### [TASK]
Give only the number of lines that contain the word "sortira".
## BEGIN MATERIAL PROVIDED
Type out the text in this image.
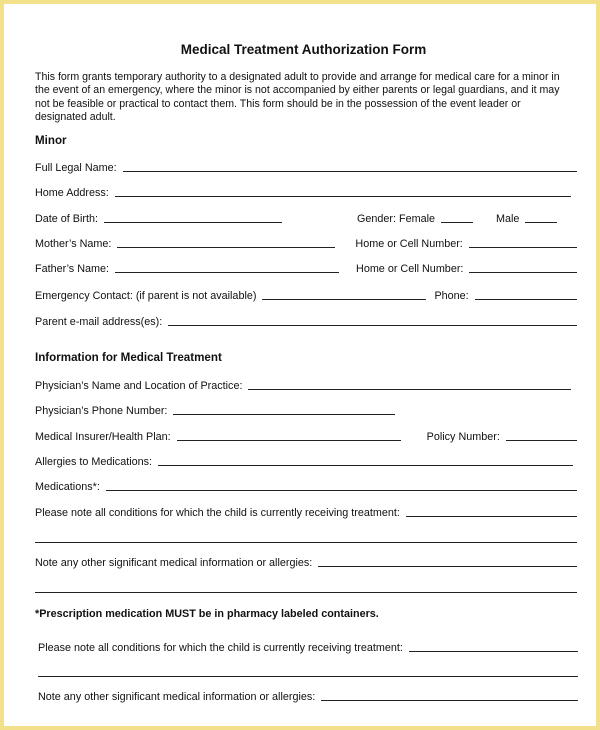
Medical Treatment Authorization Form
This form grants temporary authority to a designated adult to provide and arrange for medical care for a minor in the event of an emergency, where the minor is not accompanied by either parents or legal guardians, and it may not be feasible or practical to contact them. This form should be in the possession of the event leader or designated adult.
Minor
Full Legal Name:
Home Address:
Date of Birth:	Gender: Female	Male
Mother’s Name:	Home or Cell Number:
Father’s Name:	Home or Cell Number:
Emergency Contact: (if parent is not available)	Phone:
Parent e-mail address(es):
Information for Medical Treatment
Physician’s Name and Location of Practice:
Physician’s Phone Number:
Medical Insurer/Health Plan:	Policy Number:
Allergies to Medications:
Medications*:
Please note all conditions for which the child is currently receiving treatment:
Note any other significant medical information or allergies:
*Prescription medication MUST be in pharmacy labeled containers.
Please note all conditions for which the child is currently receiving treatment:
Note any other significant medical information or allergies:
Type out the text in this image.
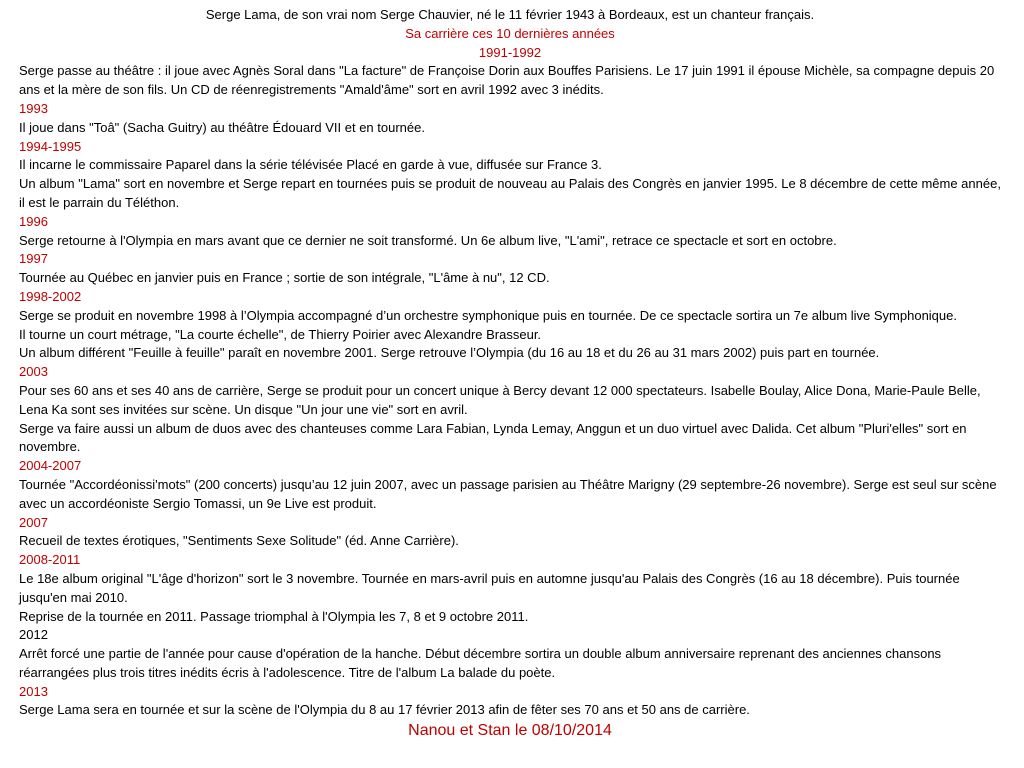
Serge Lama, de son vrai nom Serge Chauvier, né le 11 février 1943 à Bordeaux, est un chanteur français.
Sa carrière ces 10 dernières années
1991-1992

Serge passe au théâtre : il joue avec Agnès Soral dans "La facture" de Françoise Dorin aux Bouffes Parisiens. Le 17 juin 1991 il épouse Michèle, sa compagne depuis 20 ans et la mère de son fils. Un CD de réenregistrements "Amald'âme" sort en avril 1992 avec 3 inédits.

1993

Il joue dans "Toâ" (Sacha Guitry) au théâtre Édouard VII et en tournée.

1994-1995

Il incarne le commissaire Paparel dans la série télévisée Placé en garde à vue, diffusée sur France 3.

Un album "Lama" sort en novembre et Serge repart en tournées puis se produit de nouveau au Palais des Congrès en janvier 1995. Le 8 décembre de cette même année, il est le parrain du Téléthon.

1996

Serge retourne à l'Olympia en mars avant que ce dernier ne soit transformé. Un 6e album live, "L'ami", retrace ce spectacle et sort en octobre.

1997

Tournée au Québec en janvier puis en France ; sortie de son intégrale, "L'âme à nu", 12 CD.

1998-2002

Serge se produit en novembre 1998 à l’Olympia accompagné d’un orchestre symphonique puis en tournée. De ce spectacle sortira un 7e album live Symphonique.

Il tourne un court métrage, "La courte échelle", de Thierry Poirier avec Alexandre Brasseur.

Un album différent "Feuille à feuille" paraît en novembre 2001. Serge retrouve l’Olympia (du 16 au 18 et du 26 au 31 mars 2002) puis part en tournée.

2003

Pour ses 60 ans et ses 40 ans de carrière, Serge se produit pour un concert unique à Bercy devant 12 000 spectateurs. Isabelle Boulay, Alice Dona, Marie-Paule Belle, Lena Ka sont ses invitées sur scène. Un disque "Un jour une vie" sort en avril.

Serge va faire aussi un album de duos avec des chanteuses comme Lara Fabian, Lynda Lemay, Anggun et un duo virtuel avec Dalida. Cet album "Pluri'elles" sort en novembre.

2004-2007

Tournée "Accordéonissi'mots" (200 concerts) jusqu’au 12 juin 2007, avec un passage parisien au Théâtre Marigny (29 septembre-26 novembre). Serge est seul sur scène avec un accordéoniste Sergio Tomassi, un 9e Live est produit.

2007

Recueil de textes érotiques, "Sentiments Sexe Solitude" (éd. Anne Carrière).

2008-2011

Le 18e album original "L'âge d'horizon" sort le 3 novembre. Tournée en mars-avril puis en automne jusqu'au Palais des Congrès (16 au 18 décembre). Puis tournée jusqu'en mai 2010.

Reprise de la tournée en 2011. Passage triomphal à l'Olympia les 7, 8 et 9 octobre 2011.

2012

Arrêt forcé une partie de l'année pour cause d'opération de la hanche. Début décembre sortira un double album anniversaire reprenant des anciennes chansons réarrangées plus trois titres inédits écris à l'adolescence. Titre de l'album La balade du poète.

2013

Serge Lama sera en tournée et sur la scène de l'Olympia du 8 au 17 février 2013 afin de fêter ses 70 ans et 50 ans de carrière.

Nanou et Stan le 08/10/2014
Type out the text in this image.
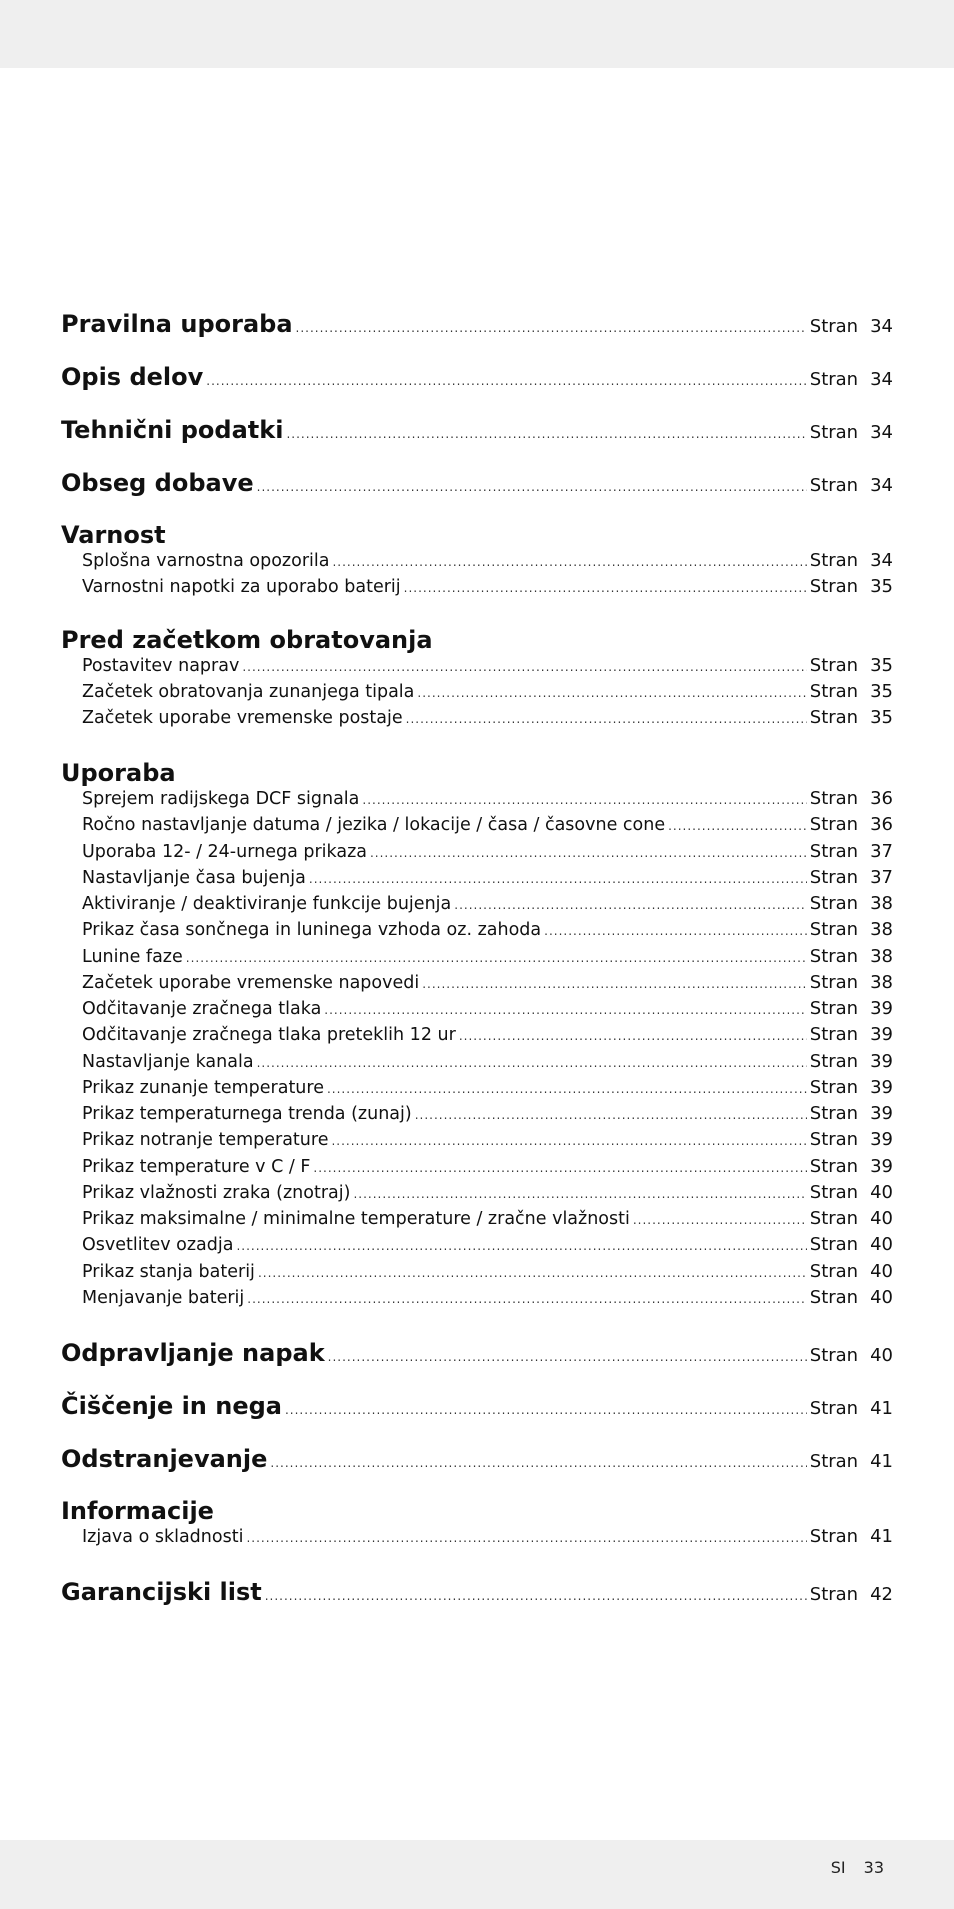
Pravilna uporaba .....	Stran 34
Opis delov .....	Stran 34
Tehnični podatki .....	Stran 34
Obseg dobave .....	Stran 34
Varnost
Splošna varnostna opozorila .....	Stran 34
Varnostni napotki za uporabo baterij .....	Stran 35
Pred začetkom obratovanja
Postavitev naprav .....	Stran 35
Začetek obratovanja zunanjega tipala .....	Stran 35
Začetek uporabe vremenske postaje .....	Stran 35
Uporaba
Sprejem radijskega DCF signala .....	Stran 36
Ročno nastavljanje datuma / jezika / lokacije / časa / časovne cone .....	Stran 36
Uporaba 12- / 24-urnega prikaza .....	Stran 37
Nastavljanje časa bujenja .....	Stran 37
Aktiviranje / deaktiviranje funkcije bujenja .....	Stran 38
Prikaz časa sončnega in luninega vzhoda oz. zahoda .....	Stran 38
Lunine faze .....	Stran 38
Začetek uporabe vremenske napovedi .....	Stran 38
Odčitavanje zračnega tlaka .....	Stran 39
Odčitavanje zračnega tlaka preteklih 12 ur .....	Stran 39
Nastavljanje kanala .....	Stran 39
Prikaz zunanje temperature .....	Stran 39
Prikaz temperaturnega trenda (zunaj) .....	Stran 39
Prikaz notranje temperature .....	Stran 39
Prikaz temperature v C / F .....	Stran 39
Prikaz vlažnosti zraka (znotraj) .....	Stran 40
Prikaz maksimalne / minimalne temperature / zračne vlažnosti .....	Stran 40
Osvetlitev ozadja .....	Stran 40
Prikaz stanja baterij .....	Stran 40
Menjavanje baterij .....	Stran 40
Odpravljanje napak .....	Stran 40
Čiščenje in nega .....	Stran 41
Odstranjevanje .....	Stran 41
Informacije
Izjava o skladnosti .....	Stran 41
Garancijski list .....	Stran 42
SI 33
## END MATERIAL PROVIDED
### [THE COMPLETED TASK]
2